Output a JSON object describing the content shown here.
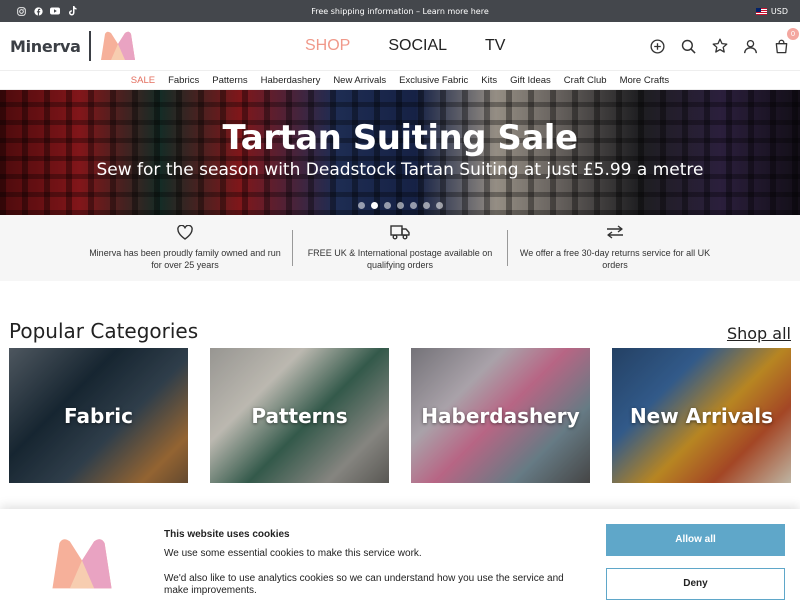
{
  "topbar": {
    "shipping_text": "Free shipping information – Learn more here",
    "currency": "USD",
    "socials": [
      "instagram-icon",
      "facebook-icon",
      "youtube-icon",
      "tiktok-icon"
    ]
  },
  "header": {
    "logo_text": "Minerva",
    "nav": [
      {
        "label": "SHOP"
      },
      {
        "label": "SOCIAL"
      },
      {
        "label": "TV"
      }
    ],
    "cart_count": "0",
    "accent_color": "#f0998a"
  },
  "subnav": {
    "items": [
      "SALE",
      "Fabrics",
      "Patterns",
      "Haberdashery",
      "New Arrivals",
      "Exclusive Fabric",
      "Kits",
      "Gift Ideas",
      "Craft Club",
      "More Crafts"
    ]
  },
  "hero": {
    "title": "Tartan Suiting Sale",
    "subtitle": "Sew for the season with Deadstock Tartan Suiting at just £5.99 a metre",
    "slide_count": 7,
    "active_slide": 2
  },
  "usps": [
    {
      "icon": "heart-icon",
      "text": "Minerva has been proudly family owned and run for over 25 years"
    },
    {
      "icon": "truck-icon",
      "text": "FREE UK & International postage available on qualifying orders"
    },
    {
      "icon": "exchange-icon",
      "text": "We offer a free 30-day returns service for all UK orders"
    }
  ],
  "categories": {
    "title": "Popular Categories",
    "shop_all": "Shop all",
    "items": [
      {
        "label": "Fabric"
      },
      {
        "label": "Patterns"
      },
      {
        "label": "Haberdashery"
      },
      {
        "label": "New Arrivals"
      }
    ]
  },
  "cookie": {
    "title": "This website uses cookies",
    "line1": "We use some essential cookies to make this service work.",
    "line2": "We'd also like to use analytics cookies so we can understand how you use the service and make improvements.",
    "allow_label": "Allow all",
    "deny_label": "Deny",
    "button_color": "#5fa7c9"
  }
}
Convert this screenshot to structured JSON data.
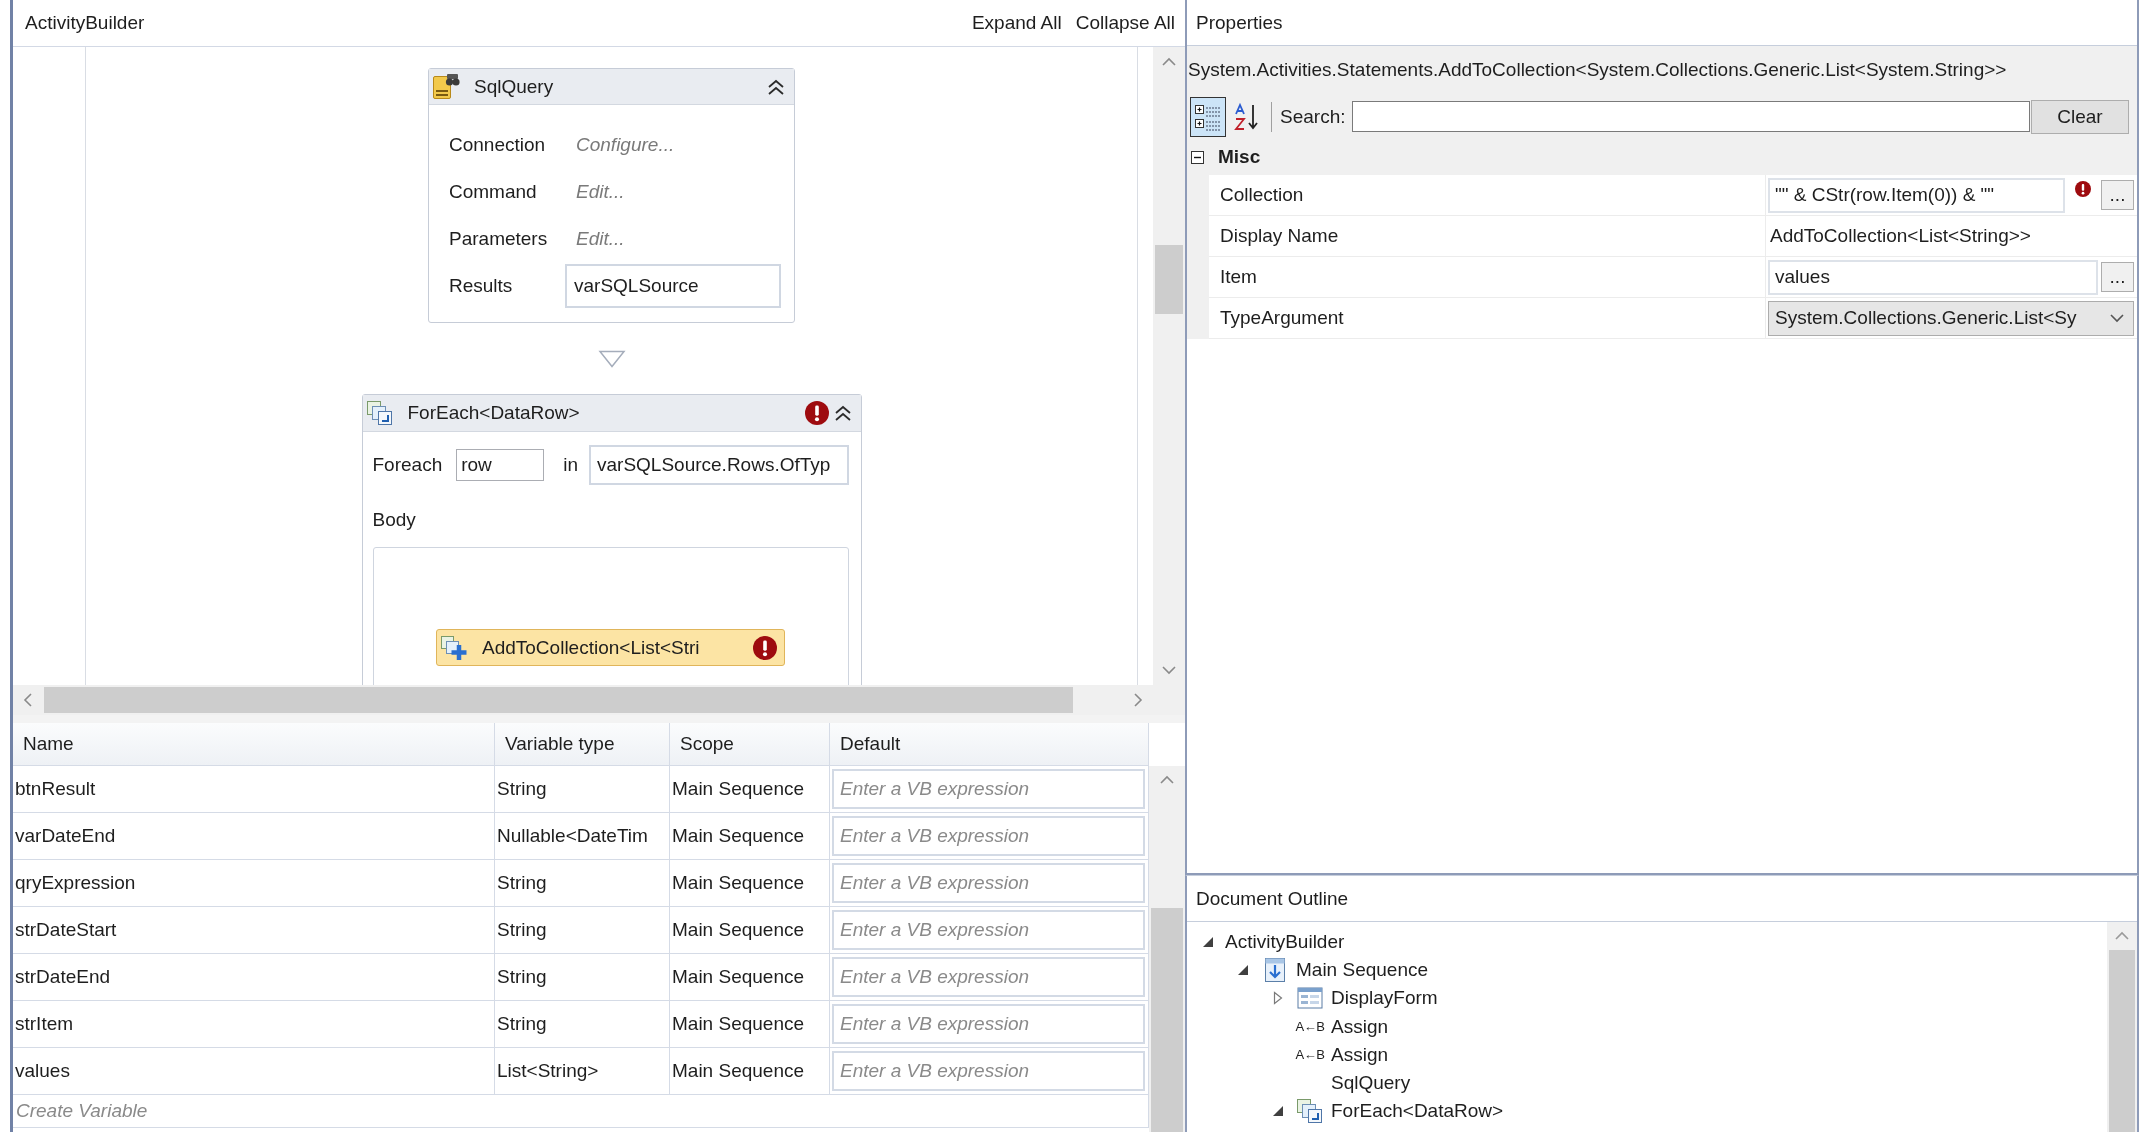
-*-*-
Your objective: Reproduce all entries without any change, and omit the pictures.

Solved exercise:
Output a JSON object describing the content shown here.
{
  "topbar": {
    "shipping_text": "Free shipping information – Learn more here",
    "currency": "USD",
    "socials": [
      "instagram-icon",
      "facebook-icon",
      "youtube-icon",
      "tiktok-icon"
    ]
  },
  "header": {
    "logo_text": "Minerva",
    "nav": [
      {
        "label": "SHOP"
      },
      {
        "label": "SOCIAL"
      },
      {
        "label": "TV"
      }
    ],
    "cart_count": "0",
    "accent_color": "#f0998a"
  },
  "subnav": {
    "items": [
      "SALE",
      "Fabrics",
      "Patterns",
      "Haberdashery",
      "New Arrivals",
      "Exclusive Fabric",
      "Kits",
      "Gift Ideas",
      "Craft Club",
      "More Crafts"
    ]
  },
  "hero": {
    "title": "Tartan Suiting Sale",
    "subtitle": "Sew for the season with Deadstock Tartan Suiting at just £5.99 a metre",
    "slide_count": 7,
    "active_slide": 2
  },
  "usps": [
    {
      "icon": "heart-icon",
      "text": "Minerva has been proudly family owned and run for over 25 years"
    },
    {
      "icon": "truck-icon",
      "text": "FREE UK & International postage available on qualifying orders"
    },
    {
      "icon": "exchange-icon",
      "text": "We offer a free 30-day returns service for all UK orders"
    }
  ],
  "categories": {
    "title": "Popular Categories",
    "shop_all": "Shop all",
    "items": [
      {
        "label": "Fabric"
      },
      {
        "label": "Patterns"
      },
      {
        "label": "Haberdashery"
      },
      {
        "label": "New Arrivals"
      }
    ]
  },
  "cookie": {
    "title": "This website uses cookies",
    "line1": "We use some essential cookies to make this service work.",
    "line2": "We'd also like to use analytics cookies so we can understand how you use the service and make improvements.",
    "allow_label": "Allow all",
    "deny_label": "Deny",
    "button_color": "#5fa7c9"
  }
}
Convert this screenshot to structured JSON data.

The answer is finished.